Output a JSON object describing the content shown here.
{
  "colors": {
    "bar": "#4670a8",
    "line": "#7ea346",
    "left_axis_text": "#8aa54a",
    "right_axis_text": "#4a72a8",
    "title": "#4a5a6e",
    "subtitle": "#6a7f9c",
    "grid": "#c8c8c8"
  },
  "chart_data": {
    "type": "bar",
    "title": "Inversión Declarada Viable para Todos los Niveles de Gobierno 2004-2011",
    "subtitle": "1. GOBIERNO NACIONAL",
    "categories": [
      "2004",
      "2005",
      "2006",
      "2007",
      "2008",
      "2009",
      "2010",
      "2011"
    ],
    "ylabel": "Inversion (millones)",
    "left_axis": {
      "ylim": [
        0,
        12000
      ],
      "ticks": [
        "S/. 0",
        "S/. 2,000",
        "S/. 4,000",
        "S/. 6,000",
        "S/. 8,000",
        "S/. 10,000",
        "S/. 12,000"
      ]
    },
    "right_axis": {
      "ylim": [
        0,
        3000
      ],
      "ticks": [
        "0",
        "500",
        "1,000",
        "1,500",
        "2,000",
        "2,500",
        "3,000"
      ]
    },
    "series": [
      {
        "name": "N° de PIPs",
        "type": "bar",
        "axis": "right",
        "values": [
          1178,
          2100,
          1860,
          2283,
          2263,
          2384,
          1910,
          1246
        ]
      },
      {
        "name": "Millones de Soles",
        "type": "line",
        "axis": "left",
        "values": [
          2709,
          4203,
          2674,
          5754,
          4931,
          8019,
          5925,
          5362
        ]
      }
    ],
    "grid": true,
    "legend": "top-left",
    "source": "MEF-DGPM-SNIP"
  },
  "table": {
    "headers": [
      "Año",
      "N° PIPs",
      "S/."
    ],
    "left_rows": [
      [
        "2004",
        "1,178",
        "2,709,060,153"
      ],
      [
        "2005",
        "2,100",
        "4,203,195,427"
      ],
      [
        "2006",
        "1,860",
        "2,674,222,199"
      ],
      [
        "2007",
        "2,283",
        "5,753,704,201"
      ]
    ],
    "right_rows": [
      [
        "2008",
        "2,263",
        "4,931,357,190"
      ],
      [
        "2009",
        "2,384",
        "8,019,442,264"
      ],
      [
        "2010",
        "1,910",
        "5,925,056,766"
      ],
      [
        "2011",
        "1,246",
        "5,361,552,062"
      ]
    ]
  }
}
-.-.-
▸ **DIRECTIVE**:
Repeat all the entries word for word.

▸ **RESULT OF THIS TASK**:
Output a JSON object describing the content shown here.
{
  "colors": {
    "bar": "#4670a8",
    "line": "#7ea346",
    "left_axis_text": "#8aa54a",
    "right_axis_text": "#4a72a8",
    "title": "#4a5a6e",
    "subtitle": "#6a7f9c",
    "grid": "#c8c8c8"
  },
  "chart_data": {
    "type": "bar",
    "title": "Inversión Declarada Viable para Todos los Niveles de Gobierno 2004-2011",
    "subtitle": "1. GOBIERNO NACIONAL",
    "categories": [
      "2004",
      "2005",
      "2006",
      "2007",
      "2008",
      "2009",
      "2010",
      "2011"
    ],
    "ylabel": "Inversion (millones)",
    "left_axis": {
      "ylim": [
        0,
        12000
      ],
      "ticks": [
        "S/. 0",
        "S/. 2,000",
        "S/. 4,000",
        "S/. 6,000",
        "S/. 8,000",
        "S/. 10,000",
        "S/. 12,000"
      ]
    },
    "right_axis": {
      "ylim": [
        0,
        3000
      ],
      "ticks": [
        "0",
        "500",
        "1,000",
        "1,500",
        "2,000",
        "2,500",
        "3,000"
      ]
    },
    "series": [
      {
        "name": "N° de PIPs",
        "type": "bar",
        "axis": "right",
        "values": [
          1178,
          2100,
          1860,
          2283,
          2263,
          2384,
          1910,
          1246
        ]
      },
      {
        "name": "Millones de Soles",
        "type": "line",
        "axis": "left",
        "values": [
          2709,
          4203,
          2674,
          5754,
          4931,
          8019,
          5925,
          5362
        ]
      }
    ],
    "grid": true,
    "legend": "top-left",
    "source": "MEF-DGPM-SNIP"
  },
  "table": {
    "headers": [
      "Año",
      "N° PIPs",
      "S/."
    ],
    "left_rows": [
      [
        "2004",
        "1,178",
        "2,709,060,153"
      ],
      [
        "2005",
        "2,100",
        "4,203,195,427"
      ],
      [
        "2006",
        "1,860",
        "2,674,222,199"
      ],
      [
        "2007",
        "2,283",
        "5,753,704,201"
      ]
    ],
    "right_rows": [
      [
        "2008",
        "2,263",
        "4,931,357,190"
      ],
      [
        "2009",
        "2,384",
        "8,019,442,264"
      ],
      [
        "2010",
        "1,910",
        "5,925,056,766"
      ],
      [
        "2011",
        "1,246",
        "5,361,552,062"
      ]
    ]
  }
}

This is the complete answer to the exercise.